Work required: Reproduce word for word the records starting at their first line and ending at the line that contains "detail-albedo-slot[interactable]: None (Texture)", including both of those lines.

(Annotated element entries)
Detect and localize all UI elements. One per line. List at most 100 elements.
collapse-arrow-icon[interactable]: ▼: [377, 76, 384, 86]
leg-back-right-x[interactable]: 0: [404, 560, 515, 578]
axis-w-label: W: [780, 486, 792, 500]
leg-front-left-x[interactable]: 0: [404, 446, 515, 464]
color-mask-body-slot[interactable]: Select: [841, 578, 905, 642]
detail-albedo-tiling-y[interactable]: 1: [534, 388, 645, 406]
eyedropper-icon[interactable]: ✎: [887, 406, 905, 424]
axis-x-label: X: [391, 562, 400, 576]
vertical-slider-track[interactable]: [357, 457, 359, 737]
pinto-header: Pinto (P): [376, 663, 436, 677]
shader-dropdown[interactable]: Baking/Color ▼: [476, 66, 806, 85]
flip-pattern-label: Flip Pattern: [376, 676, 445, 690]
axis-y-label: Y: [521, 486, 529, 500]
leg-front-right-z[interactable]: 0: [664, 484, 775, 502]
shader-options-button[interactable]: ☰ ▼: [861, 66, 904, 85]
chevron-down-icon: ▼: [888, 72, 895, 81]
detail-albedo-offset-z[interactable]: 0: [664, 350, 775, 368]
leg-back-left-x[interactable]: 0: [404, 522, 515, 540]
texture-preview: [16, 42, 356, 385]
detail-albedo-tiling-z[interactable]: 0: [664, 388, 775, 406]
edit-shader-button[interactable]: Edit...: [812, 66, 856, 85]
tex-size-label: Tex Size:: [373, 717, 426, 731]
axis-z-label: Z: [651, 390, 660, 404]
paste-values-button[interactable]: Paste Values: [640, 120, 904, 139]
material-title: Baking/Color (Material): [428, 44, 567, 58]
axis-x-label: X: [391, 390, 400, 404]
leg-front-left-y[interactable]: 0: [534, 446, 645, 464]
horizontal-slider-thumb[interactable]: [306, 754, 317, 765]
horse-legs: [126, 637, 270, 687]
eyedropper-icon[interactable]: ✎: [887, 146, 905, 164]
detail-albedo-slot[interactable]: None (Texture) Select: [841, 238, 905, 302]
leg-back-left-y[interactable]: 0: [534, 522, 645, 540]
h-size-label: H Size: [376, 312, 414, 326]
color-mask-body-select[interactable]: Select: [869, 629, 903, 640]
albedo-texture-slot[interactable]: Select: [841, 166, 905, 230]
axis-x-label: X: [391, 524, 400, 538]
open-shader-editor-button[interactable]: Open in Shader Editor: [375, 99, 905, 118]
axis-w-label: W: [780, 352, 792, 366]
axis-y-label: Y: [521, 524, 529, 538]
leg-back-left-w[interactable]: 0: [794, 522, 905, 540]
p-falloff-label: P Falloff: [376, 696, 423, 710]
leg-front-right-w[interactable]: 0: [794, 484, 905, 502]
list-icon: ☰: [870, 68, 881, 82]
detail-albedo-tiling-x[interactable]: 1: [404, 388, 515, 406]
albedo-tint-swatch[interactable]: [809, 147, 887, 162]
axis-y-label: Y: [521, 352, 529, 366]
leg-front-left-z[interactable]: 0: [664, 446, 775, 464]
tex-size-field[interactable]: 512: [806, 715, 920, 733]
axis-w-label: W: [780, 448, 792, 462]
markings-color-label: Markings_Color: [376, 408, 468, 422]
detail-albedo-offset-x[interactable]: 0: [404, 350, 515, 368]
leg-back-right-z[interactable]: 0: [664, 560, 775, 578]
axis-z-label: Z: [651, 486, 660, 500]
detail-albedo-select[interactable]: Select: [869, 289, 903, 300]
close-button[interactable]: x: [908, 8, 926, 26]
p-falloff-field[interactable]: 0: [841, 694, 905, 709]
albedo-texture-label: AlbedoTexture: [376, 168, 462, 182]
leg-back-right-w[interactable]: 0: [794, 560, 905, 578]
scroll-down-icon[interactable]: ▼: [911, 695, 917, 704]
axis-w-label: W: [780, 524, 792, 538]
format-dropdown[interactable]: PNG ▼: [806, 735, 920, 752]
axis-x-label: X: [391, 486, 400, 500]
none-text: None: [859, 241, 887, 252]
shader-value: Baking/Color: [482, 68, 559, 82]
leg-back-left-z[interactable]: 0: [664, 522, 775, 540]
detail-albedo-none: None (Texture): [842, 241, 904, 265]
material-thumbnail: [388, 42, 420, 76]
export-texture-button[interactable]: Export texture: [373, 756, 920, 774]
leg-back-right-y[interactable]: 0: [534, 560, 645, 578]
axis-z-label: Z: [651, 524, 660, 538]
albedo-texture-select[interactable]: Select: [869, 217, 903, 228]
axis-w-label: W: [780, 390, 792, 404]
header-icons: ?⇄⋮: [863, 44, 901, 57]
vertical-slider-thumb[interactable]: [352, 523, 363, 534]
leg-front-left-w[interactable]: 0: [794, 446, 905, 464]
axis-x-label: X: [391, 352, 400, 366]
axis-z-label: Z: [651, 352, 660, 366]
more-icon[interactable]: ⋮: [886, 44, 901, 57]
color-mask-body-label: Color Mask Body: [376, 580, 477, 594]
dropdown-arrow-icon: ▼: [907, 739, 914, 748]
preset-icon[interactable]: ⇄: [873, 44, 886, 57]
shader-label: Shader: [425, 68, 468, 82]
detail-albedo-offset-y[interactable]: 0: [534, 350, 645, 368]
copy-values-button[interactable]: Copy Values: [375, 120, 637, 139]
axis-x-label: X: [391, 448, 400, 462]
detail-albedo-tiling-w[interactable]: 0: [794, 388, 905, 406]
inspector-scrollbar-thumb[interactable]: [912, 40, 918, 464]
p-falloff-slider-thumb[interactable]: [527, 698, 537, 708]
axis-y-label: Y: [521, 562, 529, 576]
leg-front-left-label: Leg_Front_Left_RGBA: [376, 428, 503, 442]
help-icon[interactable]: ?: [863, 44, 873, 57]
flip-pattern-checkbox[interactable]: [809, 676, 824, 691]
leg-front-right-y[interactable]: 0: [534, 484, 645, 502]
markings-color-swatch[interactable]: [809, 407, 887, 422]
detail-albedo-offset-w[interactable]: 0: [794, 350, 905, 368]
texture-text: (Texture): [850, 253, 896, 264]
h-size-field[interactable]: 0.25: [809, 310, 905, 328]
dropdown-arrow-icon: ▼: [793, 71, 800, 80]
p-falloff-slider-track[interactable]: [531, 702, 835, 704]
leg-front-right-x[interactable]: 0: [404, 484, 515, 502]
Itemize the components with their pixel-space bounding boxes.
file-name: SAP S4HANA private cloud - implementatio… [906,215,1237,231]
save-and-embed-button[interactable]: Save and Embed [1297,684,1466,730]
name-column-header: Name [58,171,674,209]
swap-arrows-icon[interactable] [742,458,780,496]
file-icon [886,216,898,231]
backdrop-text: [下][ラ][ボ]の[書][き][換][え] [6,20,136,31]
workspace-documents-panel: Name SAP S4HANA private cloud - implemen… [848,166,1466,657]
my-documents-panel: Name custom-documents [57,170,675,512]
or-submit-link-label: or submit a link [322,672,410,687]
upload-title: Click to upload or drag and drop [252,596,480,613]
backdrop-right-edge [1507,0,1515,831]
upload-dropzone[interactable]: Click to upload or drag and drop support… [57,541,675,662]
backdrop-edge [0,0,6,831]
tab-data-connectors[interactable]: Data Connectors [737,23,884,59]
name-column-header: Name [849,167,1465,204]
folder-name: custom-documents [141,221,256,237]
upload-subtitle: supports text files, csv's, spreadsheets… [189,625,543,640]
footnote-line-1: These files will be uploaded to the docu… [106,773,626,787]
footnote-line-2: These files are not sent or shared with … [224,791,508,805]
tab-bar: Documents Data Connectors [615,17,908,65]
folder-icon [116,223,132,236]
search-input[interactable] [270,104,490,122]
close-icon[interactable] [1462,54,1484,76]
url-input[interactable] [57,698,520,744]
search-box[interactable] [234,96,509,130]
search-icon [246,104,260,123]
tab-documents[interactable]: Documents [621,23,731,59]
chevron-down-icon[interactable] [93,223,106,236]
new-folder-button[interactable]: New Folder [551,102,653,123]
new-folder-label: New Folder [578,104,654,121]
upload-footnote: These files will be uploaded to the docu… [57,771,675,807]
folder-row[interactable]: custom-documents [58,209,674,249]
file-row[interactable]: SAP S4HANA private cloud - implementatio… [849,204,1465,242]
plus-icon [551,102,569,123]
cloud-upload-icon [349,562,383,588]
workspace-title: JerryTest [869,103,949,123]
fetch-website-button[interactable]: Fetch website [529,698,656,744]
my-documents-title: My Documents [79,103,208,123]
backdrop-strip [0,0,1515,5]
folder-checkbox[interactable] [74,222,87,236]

The completed task:
Detect and localize all UI elements. One per line. List at most 100 elements.
collapse-arrow-icon[interactable]: ▼: [377, 76, 384, 86]
leg-back-right-x[interactable]: 0: [404, 560, 515, 578]
axis-w-label: W: [780, 486, 792, 500]
leg-front-left-x[interactable]: 0: [404, 446, 515, 464]
color-mask-body-slot[interactable]: Select: [841, 578, 905, 642]
detail-albedo-tiling-y[interactable]: 1: [534, 388, 645, 406]
eyedropper-icon[interactable]: ✎: [887, 406, 905, 424]
axis-x-label: X: [391, 562, 400, 576]
vertical-slider-track[interactable]: [357, 457, 359, 737]
pinto-header: Pinto (P): [376, 663, 436, 677]
shader-dropdown[interactable]: Baking/Color ▼: [476, 66, 806, 85]
flip-pattern-label: Flip Pattern: [376, 676, 445, 690]
axis-y-label: Y: [521, 486, 529, 500]
leg-front-right-z[interactable]: 0: [664, 484, 775, 502]
shader-options-button[interactable]: ☰ ▼: [861, 66, 904, 85]
chevron-down-icon: ▼: [888, 72, 895, 81]
detail-albedo-offset-z[interactable]: 0: [664, 350, 775, 368]
leg-back-left-x[interactable]: 0: [404, 522, 515, 540]
texture-preview: [16, 42, 356, 385]
detail-albedo-tiling-z[interactable]: 0: [664, 388, 775, 406]
edit-shader-button[interactable]: Edit...: [812, 66, 856, 85]
tex-size-label: Tex Size:: [373, 717, 426, 731]
axis-z-label: Z: [651, 390, 660, 404]
paste-values-button[interactable]: Paste Values: [640, 120, 904, 139]
material-title: Baking/Color (Material): [428, 44, 567, 58]
axis-x-label: X: [391, 390, 400, 404]
leg-front-left-y[interactable]: 0: [534, 446, 645, 464]
horizontal-slider-thumb[interactable]: [306, 754, 317, 765]
horse-legs: [126, 637, 270, 687]
eyedropper-icon[interactable]: ✎: [887, 146, 905, 164]
detail-albedo-slot[interactable]: None (Texture) Select: [841, 238, 905, 302]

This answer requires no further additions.